— Start —
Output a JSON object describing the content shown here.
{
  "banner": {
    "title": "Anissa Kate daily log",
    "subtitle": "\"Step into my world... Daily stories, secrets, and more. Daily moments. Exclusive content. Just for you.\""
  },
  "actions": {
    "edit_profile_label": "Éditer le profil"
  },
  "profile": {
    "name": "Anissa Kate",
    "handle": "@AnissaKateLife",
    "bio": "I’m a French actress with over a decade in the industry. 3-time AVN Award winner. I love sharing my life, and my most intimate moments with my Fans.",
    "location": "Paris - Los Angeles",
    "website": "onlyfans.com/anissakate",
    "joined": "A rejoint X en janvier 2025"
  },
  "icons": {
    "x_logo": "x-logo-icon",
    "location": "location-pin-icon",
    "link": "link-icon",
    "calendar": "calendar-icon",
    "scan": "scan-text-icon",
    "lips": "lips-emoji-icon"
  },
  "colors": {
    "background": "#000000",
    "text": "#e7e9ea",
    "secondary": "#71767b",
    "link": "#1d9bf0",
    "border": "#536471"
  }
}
— End —
WHAT THE TASK REQUIRES - In the listing above, locate each line with "location" and copy it.

RESPONSE FOR THIS EXERCISE -
    "location": "Paris - Los Angeles",
    "location": "location-pin-icon",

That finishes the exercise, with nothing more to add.